SOBRE EL EJERCICIO | Copia de nuevo el pasaje del texto sobre las viajeras de Boston que empieza en "Hija del presidente" y termina en "de sus pinturas.", sustituyendo "pinturas" por "cuadros".

FRAGMENTO DEL TEXTO |
⁂
El apasionante viaje por España de cuatro artistas del siglo XIX
Viajeras Bostonianas es un volumen que recupera las vivencias e impresiones de Anna Parker Dixwell junto a Lizzie Boott, Anna Cabot y Lucy Washburn durante su recorrido por ciudades de la Península.
Hija del presidente del Massachussets Bank, Anna Parker Dixwell nació en 1847 en el seno de una familia acomodada de Boston, donde se formó como artista. Según se indica en el extenso prólogo del libro editado por Siruela, que detalla las biografías de su círculo más cercano, los datos sobre su vida personal son escasos. Su temprana muerte a los 38 años tampoco contribuyó al conocimiento posterior de sus pinturas.
Por eso cuando Cristina Doménech y Cristina Morales –coeditoras– descubrieron un manuscrito suyo relegado en el archivo de un pueblo del estado de Nueva York, enseguida reconocieron su potencial. Estaba firmado por la propia Dixwell y en él se registraba mucho más que un viaje; la autora había completado un diario con todo tipo de recuerdos, desde entradas al teatro, billetes de tranvía o plantas secas que coleccionó.
En este scrapbook, la autora plasmó sus experiencias durante dos estimulantes estancias en España. Su primer viaje comienza el 16 de septiembre de 1880, al que fue acompañada por la también pintora Anna Cabot Putnam y el hermano de esta (profesor en Harvard).
Regresaría durante la primavera del año siguiente. Esa segunda vez, visita Córdoba junto a Lucy Washburn y la conocida pintora Lizzie Boott, además de Granada, Madrid y Burgos, entre otras ciudades.
Desde los primeros días en la Península, ya podemos vislumbrar el carácter de una mujer audaz, que decide con soltura y resuelve los embrollos que surgen con una determinación sorprendente para lo que se espera de una joven refinada de la época. En el diario, ella misma parece jactarse de su autosuficiencia, relatando con una mezcla de ironía y exageración las escenas que protagoniza.
Si bien describe muchos rostros y lugares como pintorescos y extraños –fruto del choque ante lo diferente–, Dixwell desatiende desde el comienzo prejuicios sobre un país que desconoce. De esa actitud resulta un testimonio único; pues en los textos de época, en los que late la mentalidad imperialista, España era concebida como un destino descartable.
Ella, por el contrario, aprovecha toda ocasión posible para sumergirse en sus costumbres. Pronto viste la mantilla típica, toma baños en las playas de Valencia y deja secarse por las amables sábanas que le ofrecen. Acude con curiosidad a corridas de toros, prueba las frutas típicas e incluso decide estudiar castellano.
⁂
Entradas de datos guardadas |
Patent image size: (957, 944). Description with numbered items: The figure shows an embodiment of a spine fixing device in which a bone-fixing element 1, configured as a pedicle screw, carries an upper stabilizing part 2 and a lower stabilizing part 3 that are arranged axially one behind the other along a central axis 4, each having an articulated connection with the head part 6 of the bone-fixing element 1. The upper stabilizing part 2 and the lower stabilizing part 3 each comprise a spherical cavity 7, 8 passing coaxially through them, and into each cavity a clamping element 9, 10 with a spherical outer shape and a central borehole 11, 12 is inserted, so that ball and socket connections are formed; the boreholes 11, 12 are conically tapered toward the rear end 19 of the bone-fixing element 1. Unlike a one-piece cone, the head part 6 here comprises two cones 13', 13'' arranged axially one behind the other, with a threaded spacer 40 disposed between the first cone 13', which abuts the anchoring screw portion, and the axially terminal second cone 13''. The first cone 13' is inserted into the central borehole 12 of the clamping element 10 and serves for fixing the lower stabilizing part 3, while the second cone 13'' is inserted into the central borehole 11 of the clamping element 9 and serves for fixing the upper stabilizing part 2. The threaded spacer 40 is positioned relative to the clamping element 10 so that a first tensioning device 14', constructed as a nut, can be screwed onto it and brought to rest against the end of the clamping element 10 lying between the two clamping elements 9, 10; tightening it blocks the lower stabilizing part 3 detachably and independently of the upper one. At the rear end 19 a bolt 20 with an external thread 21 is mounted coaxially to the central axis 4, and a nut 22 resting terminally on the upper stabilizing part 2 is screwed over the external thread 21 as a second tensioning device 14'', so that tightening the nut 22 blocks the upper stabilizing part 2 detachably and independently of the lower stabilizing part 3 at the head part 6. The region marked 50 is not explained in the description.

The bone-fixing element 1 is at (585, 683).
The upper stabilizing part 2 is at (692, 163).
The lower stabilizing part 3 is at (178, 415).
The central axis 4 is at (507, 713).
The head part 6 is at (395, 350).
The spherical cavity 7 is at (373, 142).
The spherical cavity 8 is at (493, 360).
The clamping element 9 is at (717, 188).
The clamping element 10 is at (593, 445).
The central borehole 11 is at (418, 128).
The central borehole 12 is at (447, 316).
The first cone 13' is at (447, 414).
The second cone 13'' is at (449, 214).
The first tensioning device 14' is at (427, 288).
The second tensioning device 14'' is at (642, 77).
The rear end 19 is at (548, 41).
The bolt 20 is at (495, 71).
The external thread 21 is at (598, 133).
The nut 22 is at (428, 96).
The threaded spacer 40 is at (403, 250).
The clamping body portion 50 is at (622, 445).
⁂
SOLUCIÓN |
Hija del presidente del Massachussets Bank, Anna Parker Dixwell nació en 1847 en el seno de una familia acomodada de Boston, donde se formó como artista. Según se indica en el extenso prólogo del libro editado por Siruela, que detalla las biografías de su círculo más cercano, los datos sobre su vida personal son escasos. Su temprana muerte a los 38 años tampoco contribuyó al conocimiento posterior de sus cuadros.